• [Short problem]: Every entry must be repeated exactly. Exclude all pictures.

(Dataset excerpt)
********************
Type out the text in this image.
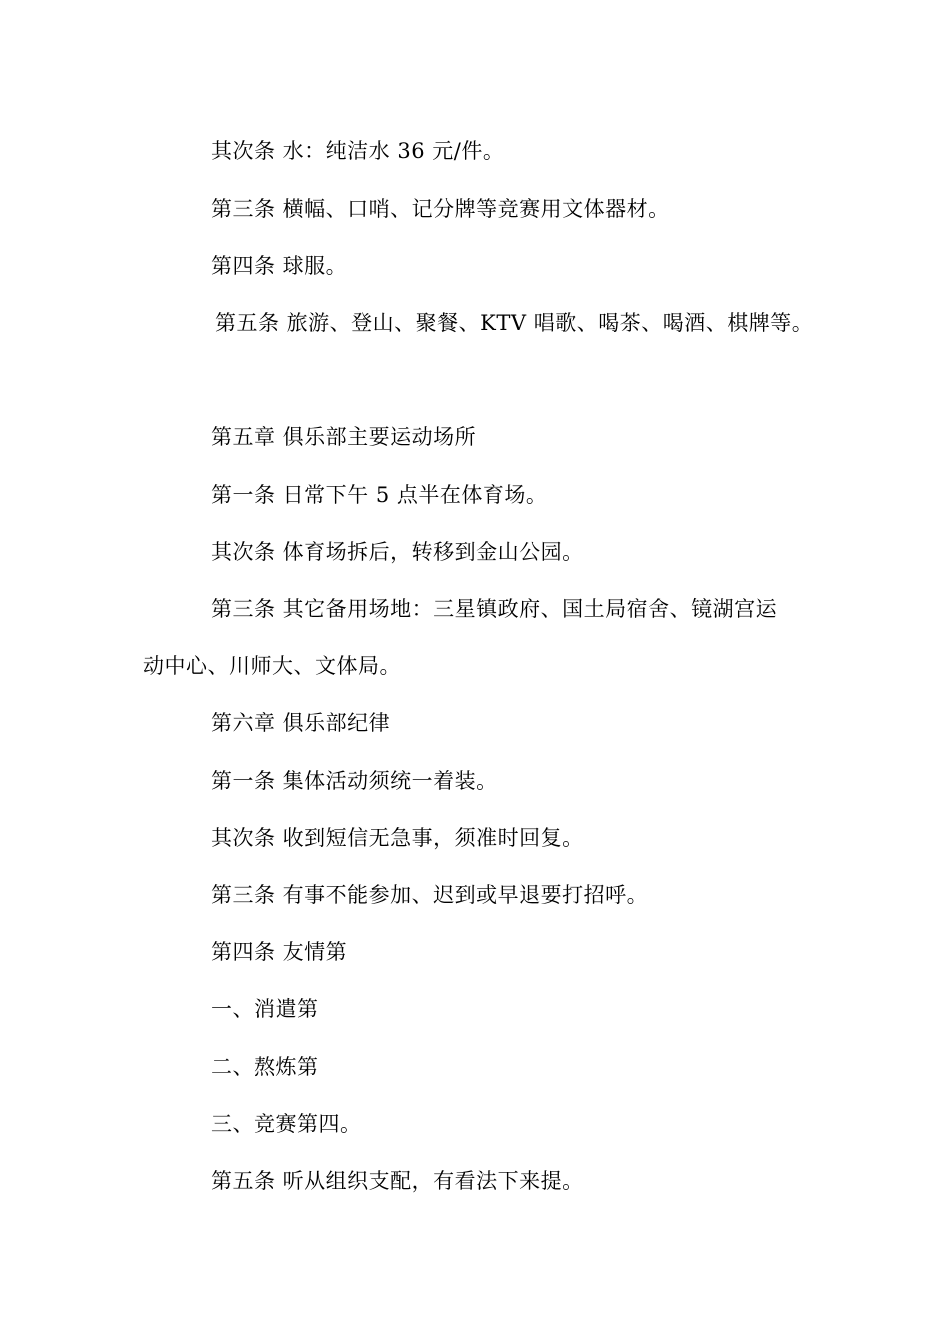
其次条 水：纯洁水 36 元/件。
第三条 横幅、口哨、记分牌等竞赛用文体器材。
第四条 球服。
第五条 旅游、登山、聚餐、KTV 唱歌、喝茶、喝酒、棋牌等。
第五章 俱乐部主要运动场所
第一条 日常下午 5 点半在体育场。
其次条 体育场拆后，转移到金山公园。
第三条 其它备用场地：三星镇政府、国土局宿舍、镜湖宫运
动中心、川师大、文体局。
第六章 俱乐部纪律
第一条 集体活动须统一着装。
其次条 收到短信无急事，须准时回复。
第三条 有事不能参加、迟到或早退要打招呼。
第四条 友情第
一、消遣第
二、熬炼第
三、竞赛第四。
第五条 听从组织支配，有看法下来提。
********************
• [Answer to this exercise]:
Type out the text in this image.
其次条 水：纯洁水 36 元/件。
第三条 横幅、口哨、记分牌等竞赛用文体器材。
第四条 球服。
第五条 旅游、登山、聚餐、KTV 唱歌、喝茶、喝酒、棋牌等。
第五章 俱乐部主要运动场所
第一条 日常下午 5 点半在体育场。
其次条 体育场拆后，转移到金山公园。
第三条 其它备用场地：三星镇政府、国土局宿舍、镜湖宫运
动中心、川师大、文体局。
第六章 俱乐部纪律
第一条 集体活动须统一着装。
其次条 收到短信无急事，须准时回复。
第三条 有事不能参加、迟到或早退要打招呼。
第四条 友情第
一、消遣第
二、熬炼第
三、竞赛第四。
第五条 听从组织支配，有看法下来提。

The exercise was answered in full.